§ Dataset records
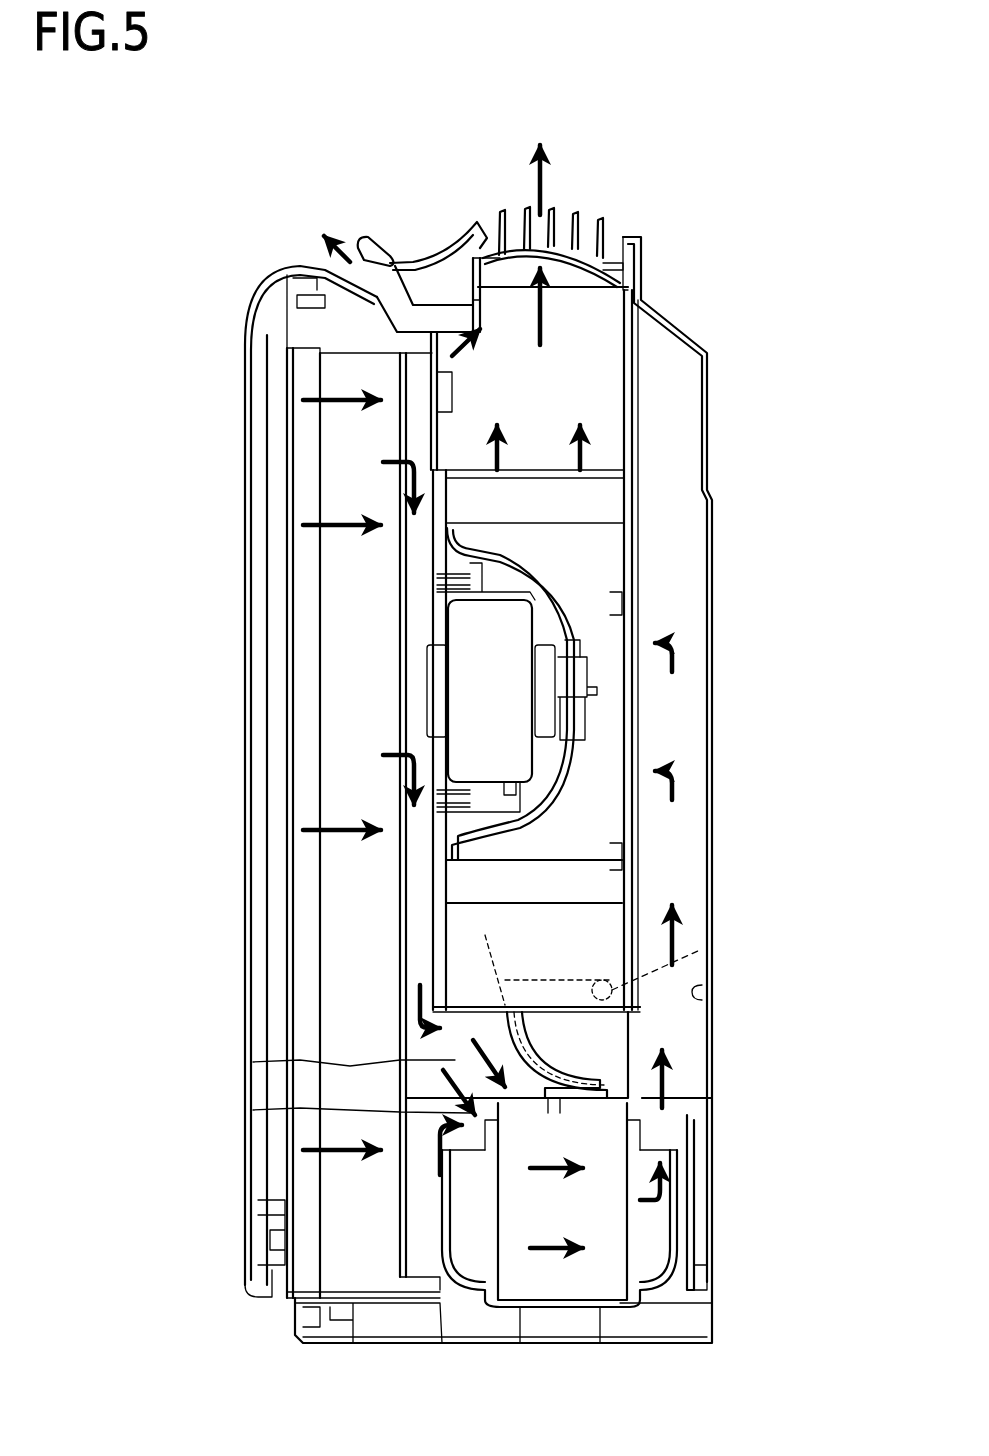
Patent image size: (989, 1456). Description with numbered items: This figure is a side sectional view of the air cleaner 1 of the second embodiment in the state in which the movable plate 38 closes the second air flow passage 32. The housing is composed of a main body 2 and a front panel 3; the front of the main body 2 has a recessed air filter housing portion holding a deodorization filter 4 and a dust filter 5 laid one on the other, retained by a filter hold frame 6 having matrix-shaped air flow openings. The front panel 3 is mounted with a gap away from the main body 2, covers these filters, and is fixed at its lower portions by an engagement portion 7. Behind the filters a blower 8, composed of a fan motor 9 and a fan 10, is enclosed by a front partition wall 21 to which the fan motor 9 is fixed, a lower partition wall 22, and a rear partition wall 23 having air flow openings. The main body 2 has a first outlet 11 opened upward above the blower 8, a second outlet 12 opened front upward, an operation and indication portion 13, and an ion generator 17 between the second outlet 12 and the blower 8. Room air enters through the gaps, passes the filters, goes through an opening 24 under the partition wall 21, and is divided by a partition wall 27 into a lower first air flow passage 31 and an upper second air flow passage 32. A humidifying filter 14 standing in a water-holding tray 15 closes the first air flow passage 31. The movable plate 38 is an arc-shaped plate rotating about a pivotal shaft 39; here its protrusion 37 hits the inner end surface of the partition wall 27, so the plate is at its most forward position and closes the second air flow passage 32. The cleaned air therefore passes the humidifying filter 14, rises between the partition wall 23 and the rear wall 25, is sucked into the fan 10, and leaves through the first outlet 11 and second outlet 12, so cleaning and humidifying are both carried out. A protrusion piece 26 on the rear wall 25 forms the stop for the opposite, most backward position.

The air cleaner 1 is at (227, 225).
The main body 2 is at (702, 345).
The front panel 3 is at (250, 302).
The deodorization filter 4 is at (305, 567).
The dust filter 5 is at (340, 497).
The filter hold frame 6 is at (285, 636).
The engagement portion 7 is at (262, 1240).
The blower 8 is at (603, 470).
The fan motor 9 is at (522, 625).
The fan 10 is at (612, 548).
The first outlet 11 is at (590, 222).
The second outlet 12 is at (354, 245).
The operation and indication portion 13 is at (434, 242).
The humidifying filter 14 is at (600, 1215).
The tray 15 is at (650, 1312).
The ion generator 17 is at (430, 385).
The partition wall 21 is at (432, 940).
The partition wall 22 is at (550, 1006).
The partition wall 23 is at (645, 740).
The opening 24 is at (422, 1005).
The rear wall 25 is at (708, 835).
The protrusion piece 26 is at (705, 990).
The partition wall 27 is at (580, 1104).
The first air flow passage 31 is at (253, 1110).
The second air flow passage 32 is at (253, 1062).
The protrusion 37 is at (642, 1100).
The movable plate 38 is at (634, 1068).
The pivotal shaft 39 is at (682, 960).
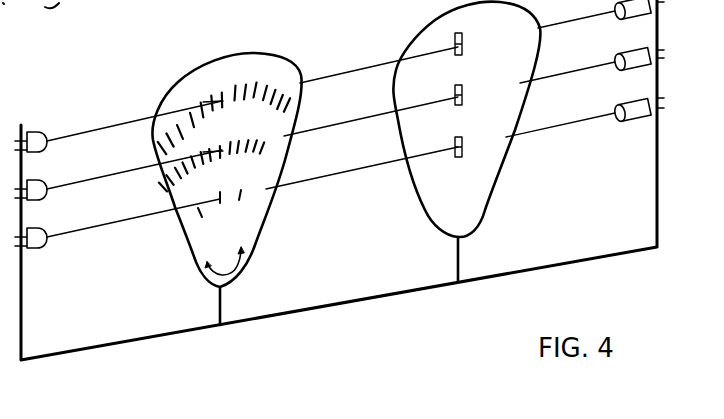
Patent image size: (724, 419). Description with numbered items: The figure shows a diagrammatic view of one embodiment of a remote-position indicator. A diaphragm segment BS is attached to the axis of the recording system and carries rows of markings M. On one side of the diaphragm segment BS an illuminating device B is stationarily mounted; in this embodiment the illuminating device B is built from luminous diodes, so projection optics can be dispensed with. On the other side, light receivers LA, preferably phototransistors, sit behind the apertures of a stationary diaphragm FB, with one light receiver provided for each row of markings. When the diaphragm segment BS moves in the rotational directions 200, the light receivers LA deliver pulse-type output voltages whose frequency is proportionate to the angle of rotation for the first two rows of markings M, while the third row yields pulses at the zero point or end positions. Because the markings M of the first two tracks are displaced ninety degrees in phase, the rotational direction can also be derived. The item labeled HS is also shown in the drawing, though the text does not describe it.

§ PROBLEM DESCRIPTION
Extract each line above that contains the word "rotation".

§ RESULT
Patent image size: (724, 419). Description with numbered items: The figure shows a diagrammatic view of one embodiment of a remote-position indicator. A diaphragm segment BS is attached to the axis of the recording system and carries rows of markings M. On one side of the diaphragm segment BS an illuminating device B is stationarily mounted; in this embodiment the illuminating device B is built from luminous diodes, so projection optics can be dispensed with. On the other side, light receivers LA, preferably phototransistors, sit behind the apertures of a stationary diaphragm FB, with one light receiver provided for each row of markings. When the diaphragm segment BS moves in the rotational directions 200, the light receivers LA deliver pulse-type output voltages whose frequency is proportionate to the angle of rotation for the first two rows of markings M, while the third row yields pulses at the zero point or end positions. Because the markings M of the first two tracks are displaced ninety degrees in phase, the rotational direction can also be derived. The item labeled HS is also shown in the drawing, though the text does not describe it.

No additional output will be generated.